**Dataset content:**
********************
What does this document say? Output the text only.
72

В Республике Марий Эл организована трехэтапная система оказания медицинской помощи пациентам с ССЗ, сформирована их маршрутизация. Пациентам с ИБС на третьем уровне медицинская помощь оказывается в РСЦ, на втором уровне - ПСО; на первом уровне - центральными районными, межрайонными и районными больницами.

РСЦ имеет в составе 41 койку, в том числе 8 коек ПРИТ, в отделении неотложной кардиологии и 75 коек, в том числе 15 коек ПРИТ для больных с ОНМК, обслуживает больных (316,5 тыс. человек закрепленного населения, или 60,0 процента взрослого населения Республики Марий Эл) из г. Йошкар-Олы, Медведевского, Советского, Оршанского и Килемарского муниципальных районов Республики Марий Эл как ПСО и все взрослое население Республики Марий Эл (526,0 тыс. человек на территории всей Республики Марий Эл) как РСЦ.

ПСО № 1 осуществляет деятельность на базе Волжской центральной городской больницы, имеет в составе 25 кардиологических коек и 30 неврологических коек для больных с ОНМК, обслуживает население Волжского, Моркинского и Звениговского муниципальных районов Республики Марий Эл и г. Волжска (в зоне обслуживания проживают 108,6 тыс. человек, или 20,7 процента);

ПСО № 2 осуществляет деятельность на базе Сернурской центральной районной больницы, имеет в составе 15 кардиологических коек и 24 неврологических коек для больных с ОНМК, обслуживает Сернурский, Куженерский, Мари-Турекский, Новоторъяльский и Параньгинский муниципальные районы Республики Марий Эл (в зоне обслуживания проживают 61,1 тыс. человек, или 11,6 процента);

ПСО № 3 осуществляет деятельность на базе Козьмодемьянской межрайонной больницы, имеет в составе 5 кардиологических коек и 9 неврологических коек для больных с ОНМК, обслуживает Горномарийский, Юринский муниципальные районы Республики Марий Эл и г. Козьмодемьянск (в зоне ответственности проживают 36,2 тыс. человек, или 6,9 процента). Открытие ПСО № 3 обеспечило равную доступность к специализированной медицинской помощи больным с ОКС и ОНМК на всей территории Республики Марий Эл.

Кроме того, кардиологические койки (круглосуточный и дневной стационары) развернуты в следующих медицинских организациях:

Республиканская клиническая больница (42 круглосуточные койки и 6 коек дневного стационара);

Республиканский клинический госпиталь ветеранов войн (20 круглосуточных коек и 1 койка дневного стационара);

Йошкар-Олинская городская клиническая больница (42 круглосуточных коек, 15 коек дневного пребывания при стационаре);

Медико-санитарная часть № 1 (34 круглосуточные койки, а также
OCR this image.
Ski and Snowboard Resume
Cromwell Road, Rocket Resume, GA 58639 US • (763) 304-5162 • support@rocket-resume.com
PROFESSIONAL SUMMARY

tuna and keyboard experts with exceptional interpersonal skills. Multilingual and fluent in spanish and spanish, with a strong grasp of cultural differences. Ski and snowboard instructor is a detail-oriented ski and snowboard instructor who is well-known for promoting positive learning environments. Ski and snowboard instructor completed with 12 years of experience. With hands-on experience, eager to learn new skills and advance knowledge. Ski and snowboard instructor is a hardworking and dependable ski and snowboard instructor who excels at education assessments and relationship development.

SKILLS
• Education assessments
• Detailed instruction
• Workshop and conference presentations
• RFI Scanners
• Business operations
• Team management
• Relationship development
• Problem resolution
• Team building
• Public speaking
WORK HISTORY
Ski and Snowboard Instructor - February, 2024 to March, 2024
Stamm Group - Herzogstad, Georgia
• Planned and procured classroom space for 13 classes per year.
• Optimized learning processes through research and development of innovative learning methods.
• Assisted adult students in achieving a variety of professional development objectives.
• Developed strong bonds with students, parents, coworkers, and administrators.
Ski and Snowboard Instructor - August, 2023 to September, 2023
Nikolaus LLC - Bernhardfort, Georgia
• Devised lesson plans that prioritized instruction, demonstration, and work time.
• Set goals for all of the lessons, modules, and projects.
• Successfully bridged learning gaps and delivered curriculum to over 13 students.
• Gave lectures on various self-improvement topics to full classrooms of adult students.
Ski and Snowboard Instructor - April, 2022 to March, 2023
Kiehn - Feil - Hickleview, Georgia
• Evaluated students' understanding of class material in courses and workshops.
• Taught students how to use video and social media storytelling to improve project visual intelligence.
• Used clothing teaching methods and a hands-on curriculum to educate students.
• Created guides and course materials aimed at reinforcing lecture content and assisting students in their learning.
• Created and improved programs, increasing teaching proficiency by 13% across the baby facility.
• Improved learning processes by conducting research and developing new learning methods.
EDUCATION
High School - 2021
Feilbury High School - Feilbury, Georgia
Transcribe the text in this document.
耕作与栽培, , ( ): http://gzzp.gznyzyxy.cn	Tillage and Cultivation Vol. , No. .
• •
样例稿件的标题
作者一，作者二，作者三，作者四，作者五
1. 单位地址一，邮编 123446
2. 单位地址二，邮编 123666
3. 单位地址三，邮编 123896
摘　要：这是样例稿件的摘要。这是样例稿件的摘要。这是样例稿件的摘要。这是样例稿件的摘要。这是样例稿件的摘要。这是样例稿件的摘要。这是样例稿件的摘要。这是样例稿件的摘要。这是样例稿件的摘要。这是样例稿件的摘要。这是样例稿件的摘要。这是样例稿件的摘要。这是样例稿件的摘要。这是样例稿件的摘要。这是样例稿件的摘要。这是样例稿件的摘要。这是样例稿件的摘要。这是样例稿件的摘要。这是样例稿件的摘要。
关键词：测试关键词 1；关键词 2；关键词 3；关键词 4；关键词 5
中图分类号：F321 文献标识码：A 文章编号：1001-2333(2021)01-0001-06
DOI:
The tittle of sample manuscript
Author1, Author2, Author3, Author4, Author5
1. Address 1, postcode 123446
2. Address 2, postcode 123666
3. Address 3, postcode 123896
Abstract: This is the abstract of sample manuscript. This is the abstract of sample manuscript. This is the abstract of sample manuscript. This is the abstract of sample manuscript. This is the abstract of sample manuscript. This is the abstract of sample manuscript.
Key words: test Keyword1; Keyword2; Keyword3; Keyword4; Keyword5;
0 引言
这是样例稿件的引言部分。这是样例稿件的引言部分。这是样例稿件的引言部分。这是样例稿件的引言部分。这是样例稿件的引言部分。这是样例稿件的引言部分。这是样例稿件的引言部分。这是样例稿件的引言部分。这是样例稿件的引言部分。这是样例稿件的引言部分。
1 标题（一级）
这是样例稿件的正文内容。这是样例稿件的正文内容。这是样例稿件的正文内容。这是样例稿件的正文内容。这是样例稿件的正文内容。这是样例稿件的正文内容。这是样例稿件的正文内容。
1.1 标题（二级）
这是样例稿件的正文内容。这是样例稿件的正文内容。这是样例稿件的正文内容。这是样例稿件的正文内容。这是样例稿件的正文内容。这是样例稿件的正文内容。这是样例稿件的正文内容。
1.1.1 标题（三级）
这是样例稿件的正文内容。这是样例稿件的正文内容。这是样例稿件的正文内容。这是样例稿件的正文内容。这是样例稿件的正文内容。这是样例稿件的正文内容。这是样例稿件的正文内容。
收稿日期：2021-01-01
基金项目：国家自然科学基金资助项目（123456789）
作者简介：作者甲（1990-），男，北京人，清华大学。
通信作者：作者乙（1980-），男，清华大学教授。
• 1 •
********************
**What is expected:** Report each line in the data that holds the word "человек".

**Solution:**
РСЦ имеет в составе 41 койку, в том числе 8 коек ПРИТ, в отделении неотложной кардиологии и 75 коек, в том числе 15 коек ПРИТ для больных с ОНМК, обслуживает больных (316,5 тыс. человек закрепленного населения, или 60,0 процента взрослого населения Республики Марий Эл) из г. Йошкар-Олы, Медведевского, Советского, Оршанского и Килемарского муниципальных районов Республики Марий Эл как ПСО и все взрослое население Республики Марий Эл (526,0 тыс. человек на территории всей Республики Марий Эл) как РСЦ.
ПСО № 1 осуществляет деятельность на базе Волжской центральной городской больницы, имеет в составе 25 кардиологических коек и 30 неврологических коек для больных с ОНМК, обслуживает население Волжского, Моркинского и Звениговского муниципальных районов Республики Марий Эл и г. Волжска (в зоне обслуживания проживают 108,6 тыс. человек, или 20,7 процента);
ПСО № 2 осуществляет деятельность на базе Сернурской центральной районной больницы, имеет в составе 15 кардиологических коек и 24 неврологических коек для больных с ОНМК, обслуживает Сернурский, Куженерский, Мари-Турекский, Новоторъяльский и Параньгинский муниципальные районы Республики Марий Эл (в зоне обслуживания проживают 61,1 тыс. человек, или 11,6 процента);
ПСО № 3 осуществляет деятельность на базе Козьмодемьянской межрайонной больницы, имеет в составе 5 кардиологических коек и 9 неврологических коек для больных с ОНМК, обслуживает Горномарийский, Юринский муниципальные районы Республики Марий Эл и г. Козьмодемьянск (в зоне ответственности проживают 36,2 тыс. человек, или 6,9 процента). Открытие ПСО № 3 обеспечило равную доступность к специализированной медицинской помощи больным с ОКС и ОНМК на всей территории Республики Марий Эл.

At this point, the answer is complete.